— start Dataset excerpts —

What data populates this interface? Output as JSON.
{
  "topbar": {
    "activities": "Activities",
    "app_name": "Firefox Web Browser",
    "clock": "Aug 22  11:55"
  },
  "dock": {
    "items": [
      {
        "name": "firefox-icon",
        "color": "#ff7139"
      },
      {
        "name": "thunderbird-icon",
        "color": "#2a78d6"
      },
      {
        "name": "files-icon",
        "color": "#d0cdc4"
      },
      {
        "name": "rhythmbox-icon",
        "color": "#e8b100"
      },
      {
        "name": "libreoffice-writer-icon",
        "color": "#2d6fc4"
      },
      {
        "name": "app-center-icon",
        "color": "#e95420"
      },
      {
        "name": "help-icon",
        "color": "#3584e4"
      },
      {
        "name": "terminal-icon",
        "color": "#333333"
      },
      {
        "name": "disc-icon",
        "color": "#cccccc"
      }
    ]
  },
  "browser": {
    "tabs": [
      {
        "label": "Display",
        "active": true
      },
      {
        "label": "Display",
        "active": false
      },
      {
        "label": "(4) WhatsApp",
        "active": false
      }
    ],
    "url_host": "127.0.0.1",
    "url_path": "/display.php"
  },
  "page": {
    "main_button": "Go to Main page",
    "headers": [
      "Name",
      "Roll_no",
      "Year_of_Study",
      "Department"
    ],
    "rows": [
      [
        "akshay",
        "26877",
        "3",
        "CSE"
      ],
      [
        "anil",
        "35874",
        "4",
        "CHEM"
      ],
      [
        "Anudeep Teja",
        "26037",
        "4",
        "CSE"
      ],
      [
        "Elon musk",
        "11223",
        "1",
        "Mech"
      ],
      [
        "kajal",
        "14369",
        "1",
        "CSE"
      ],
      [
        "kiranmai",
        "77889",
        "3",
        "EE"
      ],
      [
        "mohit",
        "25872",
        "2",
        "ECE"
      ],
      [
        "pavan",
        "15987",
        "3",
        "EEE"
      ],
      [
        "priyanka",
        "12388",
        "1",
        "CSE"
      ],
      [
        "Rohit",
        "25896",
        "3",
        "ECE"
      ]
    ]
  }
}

— end Dataset excerpts —

**Problem description**
Every line above should be written out again exactly as it stands.

**Solution for this problem**
What data populates this interface? Output as JSON.
{
  "topbar": {
    "activities": "Activities",
    "app_name": "Firefox Web Browser",
    "clock": "Aug 22  11:55"
  },
  "dock": {
    "items": [
      {
        "name": "firefox-icon",
        "color": "#ff7139"
      },
      {
        "name": "thunderbird-icon",
        "color": "#2a78d6"
      },
      {
        "name": "files-icon",
        "color": "#d0cdc4"
      },
      {
        "name": "rhythmbox-icon",
        "color": "#e8b100"
      },
      {
        "name": "libreoffice-writer-icon",
        "color": "#2d6fc4"
      },
      {
        "name": "app-center-icon",
        "color": "#e95420"
      },
      {
        "name": "help-icon",
        "color": "#3584e4"
      },
      {
        "name": "terminal-icon",
        "color": "#333333"
      },
      {
        "name": "disc-icon",
        "color": "#cccccc"
      }
    ]
  },
  "browser": {
    "tabs": [
      {
        "label": "Display",
        "active": true
      },
      {
        "label": "Display",
        "active": false
      },
      {
        "label": "(4) WhatsApp",
        "active": false
      }
    ],
    "url_host": "127.0.0.1",
    "url_path": "/display.php"
  },
  "page": {
    "main_button": "Go to Main page",
    "headers": [
      "Name",
      "Roll_no",
      "Year_of_Study",
      "Department"
    ],
    "rows": [
      [
        "akshay",
        "26877",
        "3",
        "CSE"
      ],
      [
        "anil",
        "35874",
        "4",
        "CHEM"
      ],
      [
        "Anudeep Teja",
        "26037",
        "4",
        "CSE"
      ],
      [
        "Elon musk",
        "11223",
        "1",
        "Mech"
      ],
      [
        "kajal",
        "14369",
        "1",
        "CSE"
      ],
      [
        "kiranmai",
        "77889",
        "3",
        "EE"
      ],
      [
        "mohit",
        "25872",
        "2",
        "ECE"
      ],
      [
        "pavan",
        "15987",
        "3",
        "EEE"
      ],
      [
        "priyanka",
        "12388",
        "1",
        "CSE"
      ],
      [
        "Rohit",
        "25896",
        "3",
        "ECE"
      ]
    ]
  }
}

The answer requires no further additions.